#### WORK REQUIRED:
Everything from the line with "Transcribe the text in this document." to the end of the data should be restated word for word, and nothing before it.

Dataset items
━━━━

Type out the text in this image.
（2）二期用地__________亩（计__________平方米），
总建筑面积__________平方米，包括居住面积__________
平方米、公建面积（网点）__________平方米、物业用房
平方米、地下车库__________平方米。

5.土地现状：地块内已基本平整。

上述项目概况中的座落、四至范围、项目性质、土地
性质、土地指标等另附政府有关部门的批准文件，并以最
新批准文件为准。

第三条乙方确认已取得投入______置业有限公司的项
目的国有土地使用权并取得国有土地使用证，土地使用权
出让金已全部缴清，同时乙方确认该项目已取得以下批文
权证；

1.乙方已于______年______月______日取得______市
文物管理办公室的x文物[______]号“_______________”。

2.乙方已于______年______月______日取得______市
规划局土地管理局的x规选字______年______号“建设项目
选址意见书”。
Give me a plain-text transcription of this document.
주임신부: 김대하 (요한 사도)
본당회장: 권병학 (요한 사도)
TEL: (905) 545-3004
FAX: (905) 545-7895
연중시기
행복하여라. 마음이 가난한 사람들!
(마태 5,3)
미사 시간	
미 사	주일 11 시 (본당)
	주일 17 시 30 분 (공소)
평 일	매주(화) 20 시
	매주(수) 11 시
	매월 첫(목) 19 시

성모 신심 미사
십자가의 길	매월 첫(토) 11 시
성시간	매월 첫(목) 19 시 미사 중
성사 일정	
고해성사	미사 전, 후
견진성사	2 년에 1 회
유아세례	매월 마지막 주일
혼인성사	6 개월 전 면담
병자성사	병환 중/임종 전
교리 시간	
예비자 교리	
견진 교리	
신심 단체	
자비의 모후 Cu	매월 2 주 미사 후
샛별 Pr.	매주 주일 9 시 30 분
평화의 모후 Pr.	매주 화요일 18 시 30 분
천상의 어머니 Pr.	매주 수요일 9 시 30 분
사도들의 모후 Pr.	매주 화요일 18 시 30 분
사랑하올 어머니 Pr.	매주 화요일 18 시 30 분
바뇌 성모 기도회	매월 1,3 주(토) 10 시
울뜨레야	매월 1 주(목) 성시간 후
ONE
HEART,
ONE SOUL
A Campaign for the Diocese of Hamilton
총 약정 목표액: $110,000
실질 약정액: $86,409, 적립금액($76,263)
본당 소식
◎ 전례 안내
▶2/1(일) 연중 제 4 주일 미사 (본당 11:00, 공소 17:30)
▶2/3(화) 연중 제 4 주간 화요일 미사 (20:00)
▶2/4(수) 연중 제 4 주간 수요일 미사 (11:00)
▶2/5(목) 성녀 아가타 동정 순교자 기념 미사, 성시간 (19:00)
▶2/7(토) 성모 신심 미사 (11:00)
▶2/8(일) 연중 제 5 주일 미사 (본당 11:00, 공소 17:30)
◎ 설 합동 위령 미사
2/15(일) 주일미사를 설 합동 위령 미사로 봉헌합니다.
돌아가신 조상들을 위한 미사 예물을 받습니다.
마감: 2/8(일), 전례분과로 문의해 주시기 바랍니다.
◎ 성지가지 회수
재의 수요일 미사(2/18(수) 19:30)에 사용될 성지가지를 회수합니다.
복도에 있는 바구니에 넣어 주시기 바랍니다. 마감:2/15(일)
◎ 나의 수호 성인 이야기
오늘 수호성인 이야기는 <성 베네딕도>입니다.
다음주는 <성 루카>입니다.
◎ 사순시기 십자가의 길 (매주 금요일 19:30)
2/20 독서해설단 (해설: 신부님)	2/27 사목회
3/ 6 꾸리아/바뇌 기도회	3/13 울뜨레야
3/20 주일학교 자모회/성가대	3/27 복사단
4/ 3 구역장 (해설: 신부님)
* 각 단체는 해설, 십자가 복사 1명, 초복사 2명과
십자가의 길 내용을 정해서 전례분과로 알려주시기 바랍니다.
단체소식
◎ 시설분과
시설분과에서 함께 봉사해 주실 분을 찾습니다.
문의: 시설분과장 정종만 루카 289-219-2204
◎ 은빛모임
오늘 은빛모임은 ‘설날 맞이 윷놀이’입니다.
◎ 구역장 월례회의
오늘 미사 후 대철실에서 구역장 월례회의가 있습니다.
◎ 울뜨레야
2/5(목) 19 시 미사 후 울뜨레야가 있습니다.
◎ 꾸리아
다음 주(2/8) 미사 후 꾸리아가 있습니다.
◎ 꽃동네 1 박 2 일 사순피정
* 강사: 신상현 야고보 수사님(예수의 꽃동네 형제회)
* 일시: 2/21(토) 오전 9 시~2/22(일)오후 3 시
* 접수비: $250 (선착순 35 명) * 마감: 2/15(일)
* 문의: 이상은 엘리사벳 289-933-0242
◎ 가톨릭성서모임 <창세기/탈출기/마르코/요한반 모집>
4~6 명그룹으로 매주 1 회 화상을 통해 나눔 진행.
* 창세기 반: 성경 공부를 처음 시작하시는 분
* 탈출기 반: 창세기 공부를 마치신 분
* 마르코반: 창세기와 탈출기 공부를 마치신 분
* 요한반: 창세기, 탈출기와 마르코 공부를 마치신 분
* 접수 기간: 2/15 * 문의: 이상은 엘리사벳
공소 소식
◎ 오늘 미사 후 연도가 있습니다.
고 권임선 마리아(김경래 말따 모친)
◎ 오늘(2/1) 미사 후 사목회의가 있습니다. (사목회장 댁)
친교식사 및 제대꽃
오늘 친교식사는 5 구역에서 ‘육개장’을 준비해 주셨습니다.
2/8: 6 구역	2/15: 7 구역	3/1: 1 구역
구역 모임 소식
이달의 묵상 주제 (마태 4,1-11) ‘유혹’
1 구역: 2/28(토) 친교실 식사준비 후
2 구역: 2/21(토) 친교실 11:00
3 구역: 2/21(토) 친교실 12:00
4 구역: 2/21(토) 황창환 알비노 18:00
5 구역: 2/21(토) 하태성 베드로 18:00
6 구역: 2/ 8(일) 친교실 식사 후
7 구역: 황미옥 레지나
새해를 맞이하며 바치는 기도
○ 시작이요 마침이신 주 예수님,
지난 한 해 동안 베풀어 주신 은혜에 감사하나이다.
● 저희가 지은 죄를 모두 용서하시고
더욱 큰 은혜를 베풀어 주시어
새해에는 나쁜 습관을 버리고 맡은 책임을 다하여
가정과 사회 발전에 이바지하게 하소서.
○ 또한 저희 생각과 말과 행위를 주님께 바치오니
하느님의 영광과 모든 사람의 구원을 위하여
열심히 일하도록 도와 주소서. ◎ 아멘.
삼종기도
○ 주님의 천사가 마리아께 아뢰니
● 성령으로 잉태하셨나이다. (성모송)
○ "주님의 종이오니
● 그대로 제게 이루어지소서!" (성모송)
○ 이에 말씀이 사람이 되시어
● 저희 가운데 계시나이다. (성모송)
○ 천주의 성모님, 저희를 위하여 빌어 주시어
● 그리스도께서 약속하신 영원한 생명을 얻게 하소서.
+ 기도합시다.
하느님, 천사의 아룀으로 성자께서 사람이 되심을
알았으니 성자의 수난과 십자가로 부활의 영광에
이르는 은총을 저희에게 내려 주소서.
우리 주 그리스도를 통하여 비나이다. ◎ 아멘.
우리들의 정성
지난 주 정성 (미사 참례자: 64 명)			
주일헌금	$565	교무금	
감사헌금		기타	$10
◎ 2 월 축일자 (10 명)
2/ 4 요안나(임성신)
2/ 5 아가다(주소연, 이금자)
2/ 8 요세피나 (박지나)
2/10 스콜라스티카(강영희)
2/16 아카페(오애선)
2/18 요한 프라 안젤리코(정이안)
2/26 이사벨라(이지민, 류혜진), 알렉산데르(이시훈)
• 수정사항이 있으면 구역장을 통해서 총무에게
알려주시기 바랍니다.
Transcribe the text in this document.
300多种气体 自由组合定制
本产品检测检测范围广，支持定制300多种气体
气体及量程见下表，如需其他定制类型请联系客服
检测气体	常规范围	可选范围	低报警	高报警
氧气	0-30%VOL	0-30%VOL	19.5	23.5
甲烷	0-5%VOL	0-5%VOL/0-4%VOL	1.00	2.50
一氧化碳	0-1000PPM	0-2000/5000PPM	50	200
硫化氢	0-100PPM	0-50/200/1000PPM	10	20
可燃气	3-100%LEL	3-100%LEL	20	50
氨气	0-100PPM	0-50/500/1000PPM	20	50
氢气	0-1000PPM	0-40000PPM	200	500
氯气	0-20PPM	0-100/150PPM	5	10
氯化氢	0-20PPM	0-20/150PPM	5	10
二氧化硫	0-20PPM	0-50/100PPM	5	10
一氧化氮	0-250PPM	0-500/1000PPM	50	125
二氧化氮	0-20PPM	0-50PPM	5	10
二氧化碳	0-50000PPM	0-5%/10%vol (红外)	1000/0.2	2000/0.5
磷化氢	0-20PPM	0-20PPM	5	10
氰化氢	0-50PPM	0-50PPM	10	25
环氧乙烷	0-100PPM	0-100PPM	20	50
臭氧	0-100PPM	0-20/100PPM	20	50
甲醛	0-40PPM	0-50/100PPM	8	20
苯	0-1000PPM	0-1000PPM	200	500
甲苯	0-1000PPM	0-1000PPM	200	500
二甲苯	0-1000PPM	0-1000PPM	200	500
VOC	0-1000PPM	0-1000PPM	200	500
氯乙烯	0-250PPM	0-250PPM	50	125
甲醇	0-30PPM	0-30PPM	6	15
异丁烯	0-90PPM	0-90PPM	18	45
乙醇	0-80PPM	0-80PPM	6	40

━━━━

#### SOLUTION FOR THIS EXERCISE:
Transcribe the text in this document.
300多种气体 自由组合定制
本产品检测检测范围广，支持定制300多种气体
气体及量程见下表，如需其他定制类型请联系客服
检测气体	常规范围	可选范围	低报警	高报警
氧气	0-30%VOL	0-30%VOL	19.5	23.5
甲烷	0-5%VOL	0-5%VOL/0-4%VOL	1.00	2.50
一氧化碳	0-1000PPM	0-2000/5000PPM	50	200
硫化氢	0-100PPM	0-50/200/1000PPM	10	20
可燃气	3-100%LEL	3-100%LEL	20	50
氨气	0-100PPM	0-50/500/1000PPM	20	50
氢气	0-1000PPM	0-40000PPM	200	500
氯气	0-20PPM	0-100/150PPM	5	10
氯化氢	0-20PPM	0-20/150PPM	5	10
二氧化硫	0-20PPM	0-50/100PPM	5	10
一氧化氮	0-250PPM	0-500/1000PPM	50	125
二氧化氮	0-20PPM	0-50PPM	5	10
二氧化碳	0-50000PPM	0-5%/10%vol (红外)	1000/0.2	2000/0.5
磷化氢	0-20PPM	0-20PPM	5	10
氰化氢	0-50PPM	0-50PPM	10	25
环氧乙烷	0-100PPM	0-100PPM	20	50
臭氧	0-100PPM	0-20/100PPM	20	50
甲醛	0-40PPM	0-50/100PPM	8	20
苯	0-1000PPM	0-1000PPM	200	500
甲苯	0-1000PPM	0-1000PPM	200	500
二甲苯	0-1000PPM	0-1000PPM	200	500
VOC	0-1000PPM	0-1000PPM	200	500
氯乙烯	0-250PPM	0-250PPM	50	125
甲醇	0-30PPM	0-30PPM	6	15
异丁烯	0-90PPM	0-90PPM	18	45
乙醇	0-80PPM	0-80PPM	6	40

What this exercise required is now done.